__Set problem__
Copy every line that contains the string "triangle" from the entries below.
- - -
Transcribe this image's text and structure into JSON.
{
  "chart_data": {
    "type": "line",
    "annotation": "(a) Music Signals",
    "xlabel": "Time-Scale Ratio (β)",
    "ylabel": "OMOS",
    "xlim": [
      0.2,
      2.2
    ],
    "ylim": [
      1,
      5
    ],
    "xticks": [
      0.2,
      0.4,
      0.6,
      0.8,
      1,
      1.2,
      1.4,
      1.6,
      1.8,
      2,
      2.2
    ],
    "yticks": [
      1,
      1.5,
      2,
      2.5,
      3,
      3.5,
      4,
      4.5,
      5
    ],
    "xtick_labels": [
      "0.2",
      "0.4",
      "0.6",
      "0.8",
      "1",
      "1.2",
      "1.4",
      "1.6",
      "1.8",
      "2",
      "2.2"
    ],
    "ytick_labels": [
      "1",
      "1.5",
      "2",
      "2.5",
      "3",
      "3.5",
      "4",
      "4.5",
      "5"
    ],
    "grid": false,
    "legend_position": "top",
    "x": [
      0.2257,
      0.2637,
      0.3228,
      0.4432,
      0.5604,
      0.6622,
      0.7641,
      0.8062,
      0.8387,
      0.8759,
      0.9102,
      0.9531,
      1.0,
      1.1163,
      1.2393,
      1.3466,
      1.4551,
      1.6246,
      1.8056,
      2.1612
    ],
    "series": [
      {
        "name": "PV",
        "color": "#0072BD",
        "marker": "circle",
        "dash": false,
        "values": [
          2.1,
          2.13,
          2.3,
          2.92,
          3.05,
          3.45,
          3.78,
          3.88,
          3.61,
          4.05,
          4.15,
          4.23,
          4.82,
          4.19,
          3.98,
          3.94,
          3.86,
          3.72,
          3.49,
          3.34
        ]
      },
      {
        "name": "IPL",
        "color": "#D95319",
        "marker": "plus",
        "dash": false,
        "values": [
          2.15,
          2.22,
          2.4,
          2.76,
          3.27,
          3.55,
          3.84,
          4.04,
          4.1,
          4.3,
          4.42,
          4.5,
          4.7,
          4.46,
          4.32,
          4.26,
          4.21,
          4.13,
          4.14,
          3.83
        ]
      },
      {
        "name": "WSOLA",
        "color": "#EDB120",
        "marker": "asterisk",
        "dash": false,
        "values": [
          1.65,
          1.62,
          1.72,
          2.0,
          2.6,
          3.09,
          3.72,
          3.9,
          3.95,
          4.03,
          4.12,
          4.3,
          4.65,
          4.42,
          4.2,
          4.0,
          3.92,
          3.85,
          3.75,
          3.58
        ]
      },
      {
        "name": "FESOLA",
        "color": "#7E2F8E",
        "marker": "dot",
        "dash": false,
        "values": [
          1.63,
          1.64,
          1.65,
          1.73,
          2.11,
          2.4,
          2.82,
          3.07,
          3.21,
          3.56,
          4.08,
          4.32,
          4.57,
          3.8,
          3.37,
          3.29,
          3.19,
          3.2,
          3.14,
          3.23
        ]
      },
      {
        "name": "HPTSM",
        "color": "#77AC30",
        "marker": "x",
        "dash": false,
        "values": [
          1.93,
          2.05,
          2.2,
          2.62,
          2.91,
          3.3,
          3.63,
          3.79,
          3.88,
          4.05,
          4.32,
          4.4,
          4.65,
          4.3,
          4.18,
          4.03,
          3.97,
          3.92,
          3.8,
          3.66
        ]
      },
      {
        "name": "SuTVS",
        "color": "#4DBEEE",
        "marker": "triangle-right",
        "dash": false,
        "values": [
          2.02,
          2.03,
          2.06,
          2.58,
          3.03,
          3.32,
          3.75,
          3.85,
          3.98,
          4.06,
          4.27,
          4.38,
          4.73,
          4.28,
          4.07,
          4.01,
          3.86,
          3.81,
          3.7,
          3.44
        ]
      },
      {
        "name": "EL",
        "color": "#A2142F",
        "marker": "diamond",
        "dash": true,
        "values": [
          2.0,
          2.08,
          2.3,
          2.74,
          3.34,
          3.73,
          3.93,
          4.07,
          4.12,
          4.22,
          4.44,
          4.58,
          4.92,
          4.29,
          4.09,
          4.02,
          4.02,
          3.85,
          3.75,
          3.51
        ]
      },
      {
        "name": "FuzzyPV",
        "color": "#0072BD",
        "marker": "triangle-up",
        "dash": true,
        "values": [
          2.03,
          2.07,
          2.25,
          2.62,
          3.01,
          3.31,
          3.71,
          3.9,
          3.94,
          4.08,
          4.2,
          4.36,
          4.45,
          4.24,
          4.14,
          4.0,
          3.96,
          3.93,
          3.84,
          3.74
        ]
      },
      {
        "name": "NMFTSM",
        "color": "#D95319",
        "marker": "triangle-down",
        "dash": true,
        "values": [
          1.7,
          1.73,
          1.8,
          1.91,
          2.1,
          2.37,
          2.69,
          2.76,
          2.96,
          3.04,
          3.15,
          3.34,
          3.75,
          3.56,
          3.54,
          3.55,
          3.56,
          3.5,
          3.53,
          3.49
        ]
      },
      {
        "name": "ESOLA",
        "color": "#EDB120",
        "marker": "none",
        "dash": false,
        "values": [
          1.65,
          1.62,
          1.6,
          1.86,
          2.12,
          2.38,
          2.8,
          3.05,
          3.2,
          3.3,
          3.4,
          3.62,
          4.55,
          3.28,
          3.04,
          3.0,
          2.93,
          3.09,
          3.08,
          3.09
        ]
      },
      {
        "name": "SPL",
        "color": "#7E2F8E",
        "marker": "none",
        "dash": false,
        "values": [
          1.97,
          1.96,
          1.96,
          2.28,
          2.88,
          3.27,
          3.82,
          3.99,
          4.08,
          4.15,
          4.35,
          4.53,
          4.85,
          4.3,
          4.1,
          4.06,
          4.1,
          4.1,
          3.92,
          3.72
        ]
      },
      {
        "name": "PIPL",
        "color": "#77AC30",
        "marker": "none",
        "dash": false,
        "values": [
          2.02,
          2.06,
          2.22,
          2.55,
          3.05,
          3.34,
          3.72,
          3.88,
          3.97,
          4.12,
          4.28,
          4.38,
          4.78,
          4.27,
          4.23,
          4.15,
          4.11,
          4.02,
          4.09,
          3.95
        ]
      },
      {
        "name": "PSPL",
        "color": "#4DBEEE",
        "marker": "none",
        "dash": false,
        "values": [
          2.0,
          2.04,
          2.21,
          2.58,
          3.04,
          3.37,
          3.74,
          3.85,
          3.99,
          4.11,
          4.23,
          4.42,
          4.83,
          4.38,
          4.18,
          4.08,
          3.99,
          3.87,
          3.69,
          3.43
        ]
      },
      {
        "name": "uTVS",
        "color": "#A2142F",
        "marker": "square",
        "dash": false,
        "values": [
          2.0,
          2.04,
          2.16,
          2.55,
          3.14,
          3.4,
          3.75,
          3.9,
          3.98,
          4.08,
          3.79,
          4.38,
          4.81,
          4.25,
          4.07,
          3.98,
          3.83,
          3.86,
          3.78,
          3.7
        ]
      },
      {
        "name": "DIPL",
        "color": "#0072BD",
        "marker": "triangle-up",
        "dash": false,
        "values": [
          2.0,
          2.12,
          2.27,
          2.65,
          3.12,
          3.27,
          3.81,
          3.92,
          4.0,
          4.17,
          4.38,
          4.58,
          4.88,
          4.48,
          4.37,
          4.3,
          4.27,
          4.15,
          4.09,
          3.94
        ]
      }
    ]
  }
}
- - -
__Completed exercise__
        "marker": "triangle-right",
        "marker": "triangle-up",
        "marker": "triangle-down",
        "marker": "triangle-up",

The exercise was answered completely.